Given information>
##########

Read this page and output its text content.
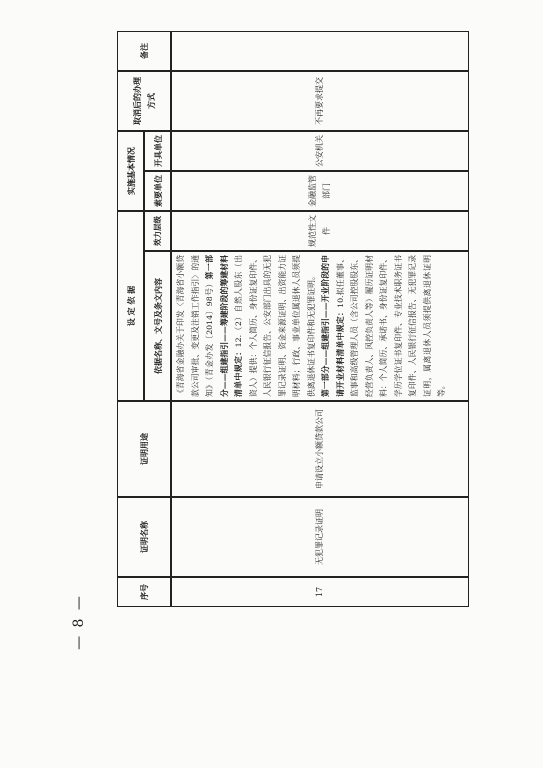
— 8 —
序号
证明名称
证明用途
设 定 依 据	依据名称、文号及条文内容
效力层级
实施基本情况	索要单位
开具单位
取消后的办理方式
备注
17
无犯罪记录证明
申请设立小额贷款公司
《青海省金融办关于印发〈青海省小额贷款公司审批、变更及注销工作指引〉的通知》（青金办发〔2014〕98号）第一部分——组建指引——筹建阶段的筹建材料清单中规定：12.（2）自然人股东（出资人）提供：个人简历、身份证复印件、人民银行征信报告、公安部门出具的无犯罪记录证明、资金来源证明、出资能力证明材料；行政、事业单位属退休人员须提供离退休证书复印件和无犯罪证明。 第一部分——组建指引——开业阶段的申请开业材料清单中规定：10.拟任董事、监事和高级管理人员（含公司控股股东、经营负责人、风控负责人等）履历证明材料：个人简历、承诺书、身份证复印件、学历学位证书复印件、专业技术职务证书复印件、人民银行征信报告、无犯罪记录证明，属离退休人员须提供离退休证明等。
规范性文件
金融监管部门
公安机关
不再要求提交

##########

Give only the number of lines in the data that hold the word "无犯罪记录证明".

Complete output> 2